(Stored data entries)

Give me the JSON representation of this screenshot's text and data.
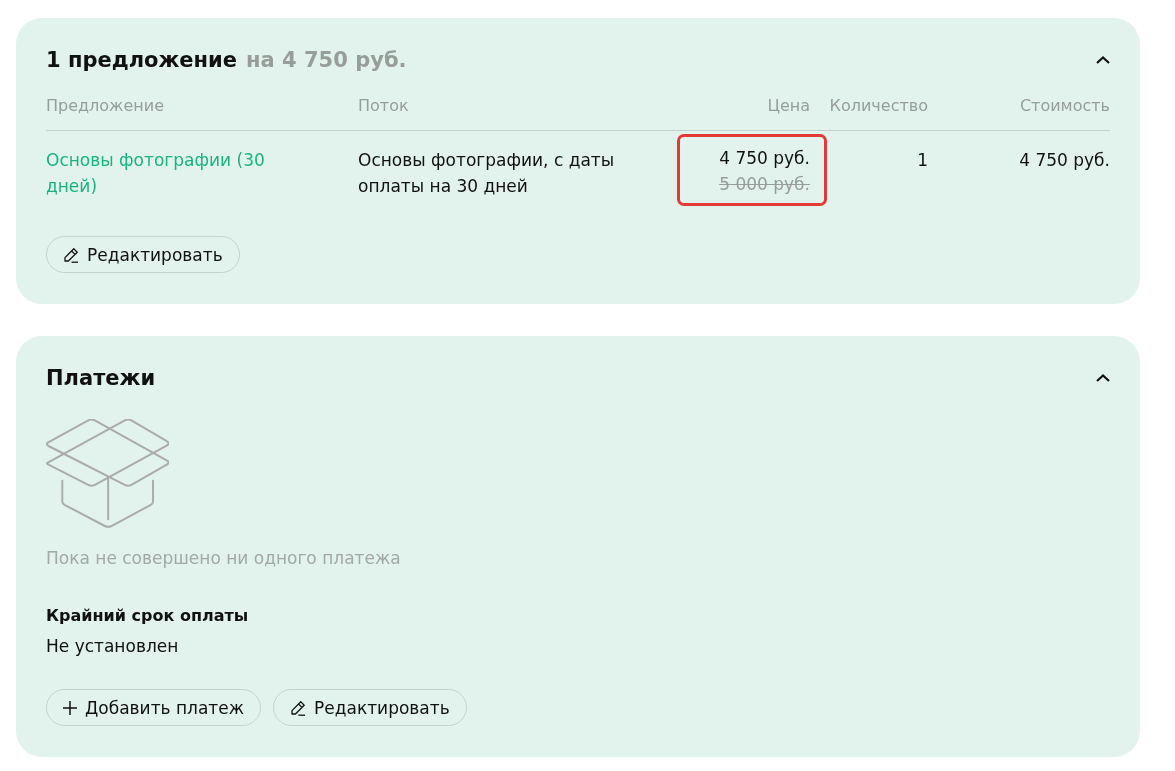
{
  "offers_section": {
    "title": "1 предложение",
    "subtitle": "на 4 750 руб.",
    "expanded": true,
    "table": {
      "columns": [
        "Предложение",
        "Поток",
        "Цена",
        "Количество",
        "Стоимость"
      ],
      "rows": [
        {
          "offer": "Основы фотографии (30 дней)",
          "stream": "Основы фотографии, с даты оплаты на 30 дней",
          "price": "4 750 руб.",
          "old_price": "5 000 руб.",
          "price_highlighted": true,
          "quantity": "1",
          "cost": "4 750 руб."
        }
      ]
    },
    "buttons": [
      {
        "kind": "edit",
        "label": "Редактировать"
      }
    ]
  },
  "payments_section": {
    "title": "Платежи",
    "expanded": true,
    "empty_message": "Пока не совершено ни одного платежа",
    "deadline": {
      "label": "Крайний срок оплаты",
      "value": "Не установлен"
    },
    "buttons": [
      {
        "kind": "add",
        "label": "Добавить платеж"
      },
      {
        "kind": "edit",
        "label": "Редактировать"
      }
    ]
  }
}
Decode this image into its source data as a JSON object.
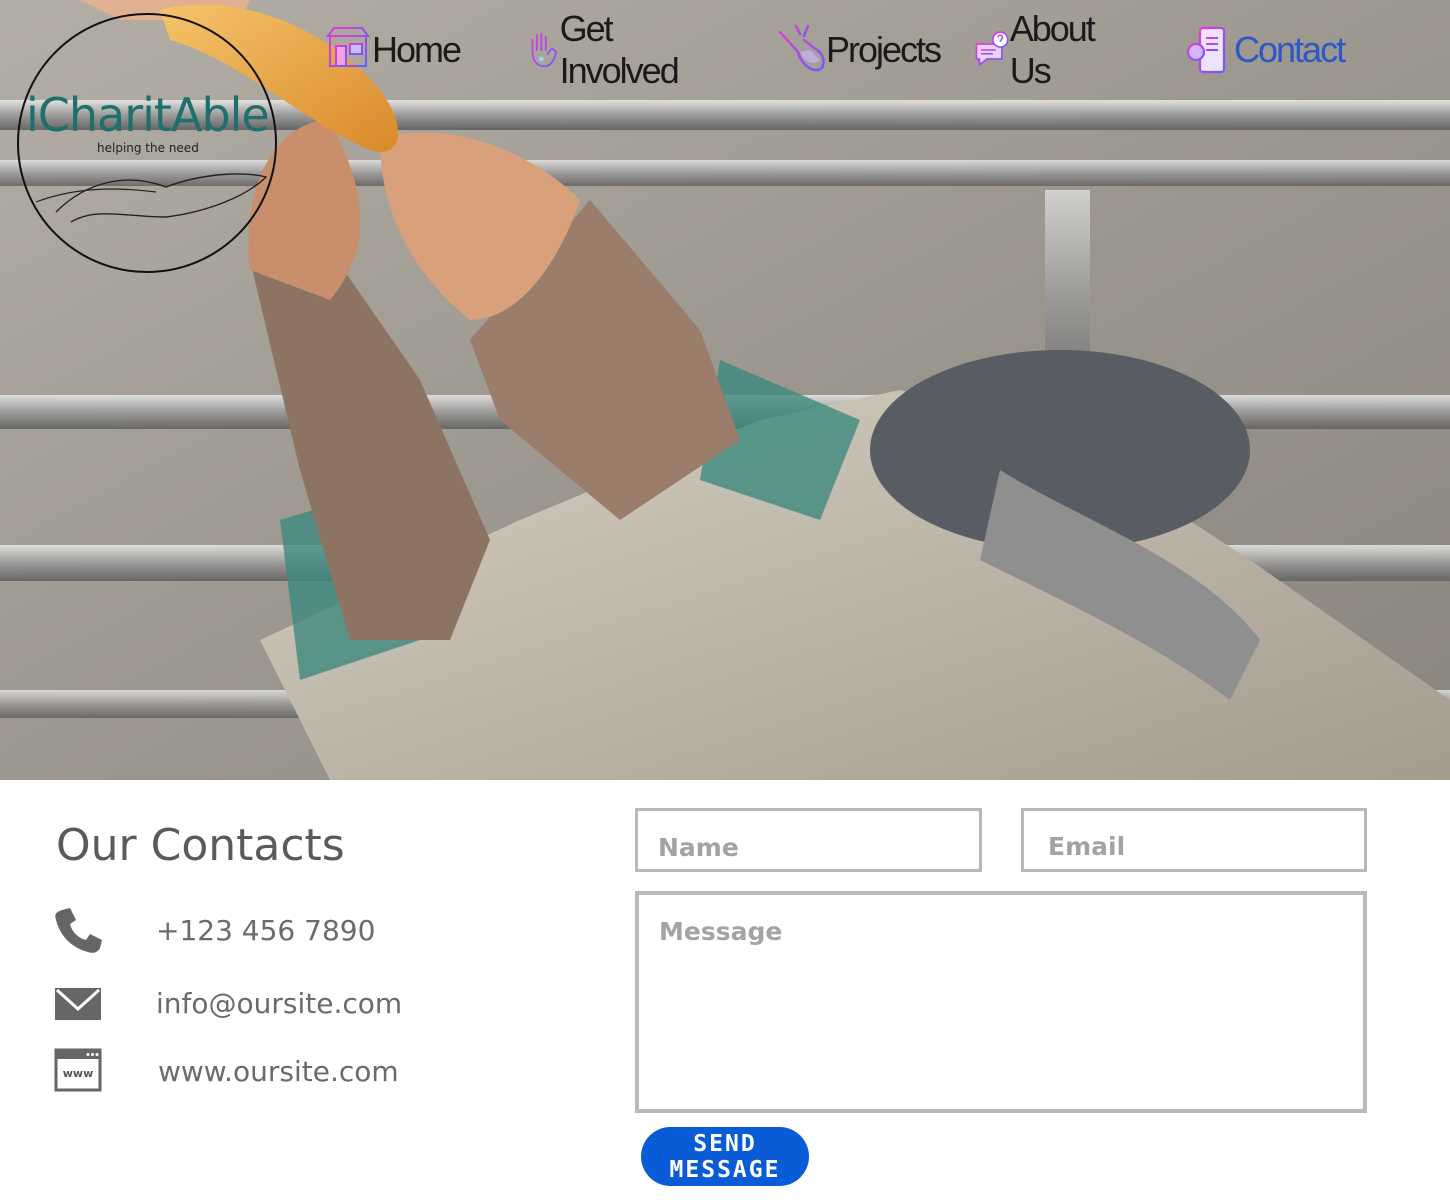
{
  "brand": {
    "name": "iCharitAble",
    "tagline": "helping the need"
  },
  "nav": {
    "items": [
      {
        "label": "Home",
        "icon": "home-store-icon",
        "active": false
      },
      {
        "label": "Get Involved",
        "icon": "raised-hand-icon",
        "active": false
      },
      {
        "label": "Projects",
        "icon": "hand-pointing-icon",
        "active": false
      },
      {
        "label": "About Us",
        "icon": "chat-question-icon",
        "active": false
      },
      {
        "label": "Contact",
        "icon": "contact-book-icon",
        "active": true
      }
    ]
  },
  "hero": {
    "image": "photo of a hand giving bread to a person in need"
  },
  "contacts": {
    "title": "Our Contacts",
    "phone": "+123 456 7890",
    "email": "info@oursite.com",
    "website": "www.oursite.com",
    "website_icon_text": "www"
  },
  "form": {
    "name_placeholder": "Name",
    "email_placeholder": "Email",
    "message_placeholder": "Message",
    "submit_label": "SEND MESSAGE"
  },
  "colors": {
    "accent": "#0a5bd6",
    "active_nav": "#2a57c9",
    "logo_text": "#1f6f6c",
    "nav_icon_gradient": [
      "#e63bd0",
      "#6a5cff"
    ]
  }
}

▶ **What you will do**
All of the data above should be transcribed verbatim, with pictures omitted.

▶ **Exercise answer**
Give me the JSON representation of this screenshot's text and data.
{
  "offers_section": {
    "title": "1 предложение",
    "subtitle": "на 4 750 руб.",
    "expanded": true,
    "table": {
      "columns": [
        "Предложение",
        "Поток",
        "Цена",
        "Количество",
        "Стоимость"
      ],
      "rows": [
        {
          "offer": "Основы фотографии (30 дней)",
          "stream": "Основы фотографии, с даты оплаты на 30 дней",
          "price": "4 750 руб.",
          "old_price": "5 000 руб.",
          "price_highlighted": true,
          "quantity": "1",
          "cost": "4 750 руб."
        }
      ]
    },
    "buttons": [
      {
        "kind": "edit",
        "label": "Редактировать"
      }
    ]
  },
  "payments_section": {
    "title": "Платежи",
    "expanded": true,
    "empty_message": "Пока не совершено ни одного платежа",
    "deadline": {
      "label": "Крайний срок оплаты",
      "value": "Не установлен"
    },
    "buttons": [
      {
        "kind": "add",
        "label": "Добавить платеж"
      },
      {
        "kind": "edit",
        "label": "Редактировать"
      }
    ]
  }
}
Decode this image into its source data as a JSON object.
{
  "brand": {
    "name": "iCharitAble",
    "tagline": "helping the need"
  },
  "nav": {
    "items": [
      {
        "label": "Home",
        "icon": "home-store-icon",
        "active": false
      },
      {
        "label": "Get Involved",
        "icon": "raised-hand-icon",
        "active": false
      },
      {
        "label": "Projects",
        "icon": "hand-pointing-icon",
        "active": false
      },
      {
        "label": "About Us",
        "icon": "chat-question-icon",
        "active": false
      },
      {
        "label": "Contact",
        "icon": "contact-book-icon",
        "active": true
      }
    ]
  },
  "hero": {
    "image": "photo of a hand giving bread to a person in need"
  },
  "contacts": {
    "title": "Our Contacts",
    "phone": "+123 456 7890",
    "email": "info@oursite.com",
    "website": "www.oursite.com",
    "website_icon_text": "www"
  },
  "form": {
    "name_placeholder": "Name",
    "email_placeholder": "Email",
    "message_placeholder": "Message",
    "submit_label": "SEND MESSAGE"
  },
  "colors": {
    "accent": "#0a5bd6",
    "active_nav": "#2a57c9",
    "logo_text": "#1f6f6c",
    "nav_icon_gradient": [
      "#e63bd0",
      "#6a5cff"
    ]
  }
}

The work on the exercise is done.